■ **READING PASSAGE**
··········

Following discharge teaching, a male client with duodenal ulcer tells the
nurse the he will drink plenty of dairy products, such as milk, to help
coat and protect his ulcer. What is the best follow-up action by the
nurse?
a. Remind the client that it is also important to switch to decaffeinated
coffee and tea.
b. Suggest that the client also plan to eat frequent small meals to reduce
discomfort
c. Review with the client the need to avoid foods that are rich in milk
and cream.
d. Reinforce this teaching by asking the client to list a dairy food that he
might select. - ANSWER-c. Review with the client the need to avoid
foods that are rich in milk and cream.

The nurse observes an unlicensed assistive personnel (UAP) positioning
a newly admitted client who has a seizure disorder. The client is supine
and the UAP is placing soft pillows along the side rails. What action
should the nurse implement?

··········

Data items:
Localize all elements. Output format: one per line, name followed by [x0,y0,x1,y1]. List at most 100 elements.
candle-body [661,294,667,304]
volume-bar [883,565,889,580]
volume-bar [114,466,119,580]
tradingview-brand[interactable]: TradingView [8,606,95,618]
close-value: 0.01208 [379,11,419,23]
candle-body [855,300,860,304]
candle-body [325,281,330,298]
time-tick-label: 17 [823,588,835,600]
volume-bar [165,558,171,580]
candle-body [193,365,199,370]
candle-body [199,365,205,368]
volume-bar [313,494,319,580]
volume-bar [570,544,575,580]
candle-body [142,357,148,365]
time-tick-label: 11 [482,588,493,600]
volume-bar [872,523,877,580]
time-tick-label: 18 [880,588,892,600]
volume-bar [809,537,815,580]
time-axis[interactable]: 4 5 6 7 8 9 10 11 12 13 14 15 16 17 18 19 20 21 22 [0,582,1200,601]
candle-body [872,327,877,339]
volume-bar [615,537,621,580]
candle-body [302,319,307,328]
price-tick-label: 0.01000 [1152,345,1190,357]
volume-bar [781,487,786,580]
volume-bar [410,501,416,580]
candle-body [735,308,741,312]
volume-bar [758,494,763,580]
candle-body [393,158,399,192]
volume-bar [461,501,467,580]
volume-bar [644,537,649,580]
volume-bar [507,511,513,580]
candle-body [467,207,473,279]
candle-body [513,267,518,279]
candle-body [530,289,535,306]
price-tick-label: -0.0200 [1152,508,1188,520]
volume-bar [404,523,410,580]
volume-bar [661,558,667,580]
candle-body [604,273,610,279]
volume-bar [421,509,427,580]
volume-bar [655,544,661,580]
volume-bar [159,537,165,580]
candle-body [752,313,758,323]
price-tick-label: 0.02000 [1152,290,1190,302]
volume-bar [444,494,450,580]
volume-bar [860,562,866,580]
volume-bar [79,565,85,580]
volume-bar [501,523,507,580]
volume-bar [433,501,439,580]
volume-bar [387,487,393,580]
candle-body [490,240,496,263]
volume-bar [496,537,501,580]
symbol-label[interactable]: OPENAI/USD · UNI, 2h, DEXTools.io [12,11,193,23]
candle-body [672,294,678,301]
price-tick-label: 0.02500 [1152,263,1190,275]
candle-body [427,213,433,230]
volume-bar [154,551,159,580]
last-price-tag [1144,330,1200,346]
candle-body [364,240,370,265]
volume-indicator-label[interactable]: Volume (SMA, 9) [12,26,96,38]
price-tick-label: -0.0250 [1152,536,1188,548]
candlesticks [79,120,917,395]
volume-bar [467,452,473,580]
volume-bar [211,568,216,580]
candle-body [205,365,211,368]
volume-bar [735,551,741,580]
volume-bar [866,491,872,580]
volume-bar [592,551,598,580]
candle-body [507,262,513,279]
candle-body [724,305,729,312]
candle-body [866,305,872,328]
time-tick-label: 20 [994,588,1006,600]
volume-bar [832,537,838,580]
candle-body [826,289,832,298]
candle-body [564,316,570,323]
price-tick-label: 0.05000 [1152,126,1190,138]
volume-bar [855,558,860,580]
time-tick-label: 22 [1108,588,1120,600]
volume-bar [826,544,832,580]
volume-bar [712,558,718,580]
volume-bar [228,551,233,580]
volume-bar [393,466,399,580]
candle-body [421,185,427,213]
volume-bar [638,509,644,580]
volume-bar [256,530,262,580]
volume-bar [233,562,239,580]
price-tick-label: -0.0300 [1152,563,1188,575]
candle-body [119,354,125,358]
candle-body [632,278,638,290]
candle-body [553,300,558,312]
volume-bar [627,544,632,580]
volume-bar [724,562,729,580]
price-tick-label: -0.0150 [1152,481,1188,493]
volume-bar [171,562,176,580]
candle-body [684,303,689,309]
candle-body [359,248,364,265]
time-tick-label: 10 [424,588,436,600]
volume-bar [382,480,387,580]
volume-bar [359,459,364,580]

··········

■ **PROBLEM TO WORK ON**
Retype the stretch of the nursing exam passage from "Following discharge teaching, a" through "coffee and tea.".

■ **OUTPUT FOR THIS EXERCISE**
Following discharge teaching, a male client with duodenal ulcer tells the
nurse the he will drink plenty of dairy products, such as milk, to help
coat and protect his ulcer. What is the best follow-up action by the
nurse?
a. Remind the client that it is also important to switch to decaffeinated
coffee and tea.